Gather all lines with the word "Organizacja" in them.

Items listed in a dataset
....

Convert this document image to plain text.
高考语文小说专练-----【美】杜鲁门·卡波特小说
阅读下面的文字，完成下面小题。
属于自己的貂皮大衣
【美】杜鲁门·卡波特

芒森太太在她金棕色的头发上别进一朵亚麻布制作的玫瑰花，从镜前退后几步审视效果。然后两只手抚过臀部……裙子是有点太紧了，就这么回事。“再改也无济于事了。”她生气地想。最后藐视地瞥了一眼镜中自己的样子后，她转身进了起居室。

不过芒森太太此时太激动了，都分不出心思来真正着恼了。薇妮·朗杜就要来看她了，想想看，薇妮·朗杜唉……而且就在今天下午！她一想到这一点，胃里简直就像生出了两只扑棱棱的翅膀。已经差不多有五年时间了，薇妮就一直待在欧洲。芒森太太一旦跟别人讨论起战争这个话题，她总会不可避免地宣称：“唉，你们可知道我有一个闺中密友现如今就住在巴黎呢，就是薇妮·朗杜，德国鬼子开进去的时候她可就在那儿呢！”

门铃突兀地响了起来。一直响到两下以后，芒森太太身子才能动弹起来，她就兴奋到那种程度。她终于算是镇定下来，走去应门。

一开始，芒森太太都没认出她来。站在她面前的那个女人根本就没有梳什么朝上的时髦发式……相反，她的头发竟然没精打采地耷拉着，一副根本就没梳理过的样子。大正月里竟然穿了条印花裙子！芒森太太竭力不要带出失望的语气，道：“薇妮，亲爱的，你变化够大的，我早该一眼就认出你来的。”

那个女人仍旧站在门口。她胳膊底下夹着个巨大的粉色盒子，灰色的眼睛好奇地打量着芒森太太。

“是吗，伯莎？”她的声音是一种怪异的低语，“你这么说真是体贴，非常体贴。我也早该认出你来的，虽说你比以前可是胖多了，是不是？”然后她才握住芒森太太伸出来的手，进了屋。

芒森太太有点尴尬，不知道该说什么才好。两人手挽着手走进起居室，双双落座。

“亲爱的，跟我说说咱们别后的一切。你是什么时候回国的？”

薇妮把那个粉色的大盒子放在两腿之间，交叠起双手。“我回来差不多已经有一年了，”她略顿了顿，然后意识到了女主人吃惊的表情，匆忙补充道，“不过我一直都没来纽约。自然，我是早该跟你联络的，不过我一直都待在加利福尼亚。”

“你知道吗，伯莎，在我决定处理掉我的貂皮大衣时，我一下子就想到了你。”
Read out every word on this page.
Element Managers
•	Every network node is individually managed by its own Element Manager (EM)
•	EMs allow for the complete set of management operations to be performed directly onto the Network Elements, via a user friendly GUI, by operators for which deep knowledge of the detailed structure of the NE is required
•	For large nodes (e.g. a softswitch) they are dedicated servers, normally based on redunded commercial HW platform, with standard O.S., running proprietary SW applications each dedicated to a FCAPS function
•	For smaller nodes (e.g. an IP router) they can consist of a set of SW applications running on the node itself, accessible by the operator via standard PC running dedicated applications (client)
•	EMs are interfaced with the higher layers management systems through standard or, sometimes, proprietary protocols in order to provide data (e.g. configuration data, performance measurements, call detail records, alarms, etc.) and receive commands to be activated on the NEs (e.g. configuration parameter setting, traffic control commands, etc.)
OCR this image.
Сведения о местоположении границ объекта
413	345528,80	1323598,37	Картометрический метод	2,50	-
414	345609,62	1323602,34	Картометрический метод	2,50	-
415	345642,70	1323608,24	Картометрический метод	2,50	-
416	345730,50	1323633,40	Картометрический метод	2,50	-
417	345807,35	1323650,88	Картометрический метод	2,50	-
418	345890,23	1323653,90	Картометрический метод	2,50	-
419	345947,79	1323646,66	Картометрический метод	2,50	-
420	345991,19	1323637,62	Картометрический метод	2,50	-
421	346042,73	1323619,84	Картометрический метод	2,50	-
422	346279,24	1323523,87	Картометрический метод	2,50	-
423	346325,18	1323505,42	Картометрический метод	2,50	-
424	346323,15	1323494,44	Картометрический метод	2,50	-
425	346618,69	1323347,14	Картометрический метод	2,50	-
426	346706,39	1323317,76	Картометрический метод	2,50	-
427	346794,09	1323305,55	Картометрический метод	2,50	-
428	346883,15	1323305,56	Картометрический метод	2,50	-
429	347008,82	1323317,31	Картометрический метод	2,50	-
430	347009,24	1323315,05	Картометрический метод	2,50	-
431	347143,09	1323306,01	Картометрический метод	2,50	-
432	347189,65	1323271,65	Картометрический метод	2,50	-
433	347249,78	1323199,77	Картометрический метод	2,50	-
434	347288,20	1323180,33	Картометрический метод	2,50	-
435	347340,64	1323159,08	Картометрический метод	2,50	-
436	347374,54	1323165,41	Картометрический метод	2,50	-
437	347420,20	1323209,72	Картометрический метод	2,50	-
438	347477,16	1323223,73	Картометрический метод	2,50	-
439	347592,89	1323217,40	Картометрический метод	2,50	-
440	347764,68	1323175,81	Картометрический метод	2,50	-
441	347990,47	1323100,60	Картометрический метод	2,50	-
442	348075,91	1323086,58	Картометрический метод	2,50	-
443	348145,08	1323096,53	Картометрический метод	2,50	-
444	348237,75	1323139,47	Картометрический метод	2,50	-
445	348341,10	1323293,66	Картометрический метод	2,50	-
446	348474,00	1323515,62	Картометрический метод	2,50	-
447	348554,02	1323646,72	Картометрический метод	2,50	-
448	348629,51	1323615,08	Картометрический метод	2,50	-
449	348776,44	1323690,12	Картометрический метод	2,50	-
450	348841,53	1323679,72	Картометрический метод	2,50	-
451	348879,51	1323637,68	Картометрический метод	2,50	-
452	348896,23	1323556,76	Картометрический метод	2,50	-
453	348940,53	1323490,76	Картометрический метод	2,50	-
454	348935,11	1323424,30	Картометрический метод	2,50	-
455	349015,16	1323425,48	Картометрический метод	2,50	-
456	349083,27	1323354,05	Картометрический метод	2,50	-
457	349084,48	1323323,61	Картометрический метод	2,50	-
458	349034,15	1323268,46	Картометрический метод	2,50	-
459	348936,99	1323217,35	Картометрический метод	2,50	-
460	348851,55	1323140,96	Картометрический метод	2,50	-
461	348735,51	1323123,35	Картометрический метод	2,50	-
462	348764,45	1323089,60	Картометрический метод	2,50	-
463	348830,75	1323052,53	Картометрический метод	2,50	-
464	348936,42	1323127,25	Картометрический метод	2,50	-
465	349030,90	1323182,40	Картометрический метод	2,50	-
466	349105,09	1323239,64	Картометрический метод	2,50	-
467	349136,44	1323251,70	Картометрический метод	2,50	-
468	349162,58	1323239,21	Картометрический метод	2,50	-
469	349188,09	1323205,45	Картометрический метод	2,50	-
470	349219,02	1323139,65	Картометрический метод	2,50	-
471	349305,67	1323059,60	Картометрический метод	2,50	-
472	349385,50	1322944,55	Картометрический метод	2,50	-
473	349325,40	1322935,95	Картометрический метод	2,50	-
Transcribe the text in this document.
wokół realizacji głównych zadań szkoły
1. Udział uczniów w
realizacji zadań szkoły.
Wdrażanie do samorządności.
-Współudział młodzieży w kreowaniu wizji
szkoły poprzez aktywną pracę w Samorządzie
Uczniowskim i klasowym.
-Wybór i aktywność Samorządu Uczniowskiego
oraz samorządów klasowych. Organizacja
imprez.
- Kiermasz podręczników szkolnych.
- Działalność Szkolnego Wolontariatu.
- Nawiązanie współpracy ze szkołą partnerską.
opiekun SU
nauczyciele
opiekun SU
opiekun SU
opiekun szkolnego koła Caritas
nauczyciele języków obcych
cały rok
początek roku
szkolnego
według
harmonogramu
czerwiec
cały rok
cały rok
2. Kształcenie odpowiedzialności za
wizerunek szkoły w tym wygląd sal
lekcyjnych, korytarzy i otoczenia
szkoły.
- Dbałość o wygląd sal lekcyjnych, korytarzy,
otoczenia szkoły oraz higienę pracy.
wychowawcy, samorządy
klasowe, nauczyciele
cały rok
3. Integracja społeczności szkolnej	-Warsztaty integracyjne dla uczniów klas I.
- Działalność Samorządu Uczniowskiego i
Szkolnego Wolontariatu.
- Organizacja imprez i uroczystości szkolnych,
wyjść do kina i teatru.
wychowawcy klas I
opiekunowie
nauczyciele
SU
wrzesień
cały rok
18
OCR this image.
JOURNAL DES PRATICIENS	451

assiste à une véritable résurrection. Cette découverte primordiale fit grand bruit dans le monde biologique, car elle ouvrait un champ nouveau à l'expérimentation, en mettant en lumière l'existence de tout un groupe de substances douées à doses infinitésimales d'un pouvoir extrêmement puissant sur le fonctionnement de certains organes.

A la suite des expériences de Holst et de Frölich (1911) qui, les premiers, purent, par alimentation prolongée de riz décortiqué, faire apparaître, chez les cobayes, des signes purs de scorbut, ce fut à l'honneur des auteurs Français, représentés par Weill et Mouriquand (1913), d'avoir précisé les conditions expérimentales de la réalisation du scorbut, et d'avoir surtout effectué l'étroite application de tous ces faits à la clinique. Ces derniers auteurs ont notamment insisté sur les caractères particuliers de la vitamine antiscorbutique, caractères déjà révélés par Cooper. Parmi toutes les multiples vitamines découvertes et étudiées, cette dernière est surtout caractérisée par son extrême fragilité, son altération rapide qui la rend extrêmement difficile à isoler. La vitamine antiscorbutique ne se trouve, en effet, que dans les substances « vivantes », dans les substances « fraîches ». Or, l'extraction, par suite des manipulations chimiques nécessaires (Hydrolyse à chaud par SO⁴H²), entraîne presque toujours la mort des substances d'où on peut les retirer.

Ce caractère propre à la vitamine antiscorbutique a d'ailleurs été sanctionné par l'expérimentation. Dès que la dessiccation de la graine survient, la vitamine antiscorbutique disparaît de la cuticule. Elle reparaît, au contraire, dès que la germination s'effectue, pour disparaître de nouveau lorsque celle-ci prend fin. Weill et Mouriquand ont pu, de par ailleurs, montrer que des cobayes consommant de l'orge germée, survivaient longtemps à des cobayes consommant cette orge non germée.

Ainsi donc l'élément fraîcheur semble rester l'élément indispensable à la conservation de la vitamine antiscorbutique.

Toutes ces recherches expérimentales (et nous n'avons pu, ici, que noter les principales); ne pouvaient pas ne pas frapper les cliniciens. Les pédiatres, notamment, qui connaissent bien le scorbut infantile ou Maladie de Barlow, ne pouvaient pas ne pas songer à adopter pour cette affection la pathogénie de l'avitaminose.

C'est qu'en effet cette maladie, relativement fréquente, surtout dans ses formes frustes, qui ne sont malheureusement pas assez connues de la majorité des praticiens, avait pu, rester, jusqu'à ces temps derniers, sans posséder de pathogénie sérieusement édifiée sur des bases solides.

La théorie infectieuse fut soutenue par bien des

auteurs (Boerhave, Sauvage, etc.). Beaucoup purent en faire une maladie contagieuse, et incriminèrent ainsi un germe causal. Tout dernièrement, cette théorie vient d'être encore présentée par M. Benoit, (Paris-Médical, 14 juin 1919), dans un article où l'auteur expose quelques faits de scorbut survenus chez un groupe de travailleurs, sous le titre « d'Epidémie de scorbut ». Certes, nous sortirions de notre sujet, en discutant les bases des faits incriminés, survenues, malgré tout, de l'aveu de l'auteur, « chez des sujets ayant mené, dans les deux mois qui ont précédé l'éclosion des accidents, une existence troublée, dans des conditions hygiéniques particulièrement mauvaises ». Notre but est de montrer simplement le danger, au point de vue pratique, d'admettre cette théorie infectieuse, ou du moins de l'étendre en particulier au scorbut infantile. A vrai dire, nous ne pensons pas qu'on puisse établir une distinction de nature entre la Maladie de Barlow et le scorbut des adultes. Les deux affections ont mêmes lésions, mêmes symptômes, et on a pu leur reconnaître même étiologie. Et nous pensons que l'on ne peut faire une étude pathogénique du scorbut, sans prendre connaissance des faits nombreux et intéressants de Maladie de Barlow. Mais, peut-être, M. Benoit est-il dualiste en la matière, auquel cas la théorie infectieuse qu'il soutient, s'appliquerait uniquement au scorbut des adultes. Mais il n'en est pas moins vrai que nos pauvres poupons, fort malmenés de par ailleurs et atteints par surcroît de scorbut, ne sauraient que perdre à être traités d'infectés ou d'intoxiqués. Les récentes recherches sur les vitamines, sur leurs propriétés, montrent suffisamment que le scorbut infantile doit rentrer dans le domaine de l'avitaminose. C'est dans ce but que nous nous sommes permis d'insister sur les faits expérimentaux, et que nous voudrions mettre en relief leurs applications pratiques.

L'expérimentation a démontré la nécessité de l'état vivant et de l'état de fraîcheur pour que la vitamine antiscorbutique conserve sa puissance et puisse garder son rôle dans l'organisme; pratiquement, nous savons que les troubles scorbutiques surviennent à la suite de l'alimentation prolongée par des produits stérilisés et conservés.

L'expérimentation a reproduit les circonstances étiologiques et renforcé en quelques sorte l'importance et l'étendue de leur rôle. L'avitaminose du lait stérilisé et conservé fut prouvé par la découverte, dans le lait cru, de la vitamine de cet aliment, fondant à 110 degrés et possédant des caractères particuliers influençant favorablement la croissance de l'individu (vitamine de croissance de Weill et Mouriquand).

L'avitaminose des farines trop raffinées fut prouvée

....

In response »
oraz samorządów klasowych. Organizacja
- Organizacja imprez i uroczystości szkolnych,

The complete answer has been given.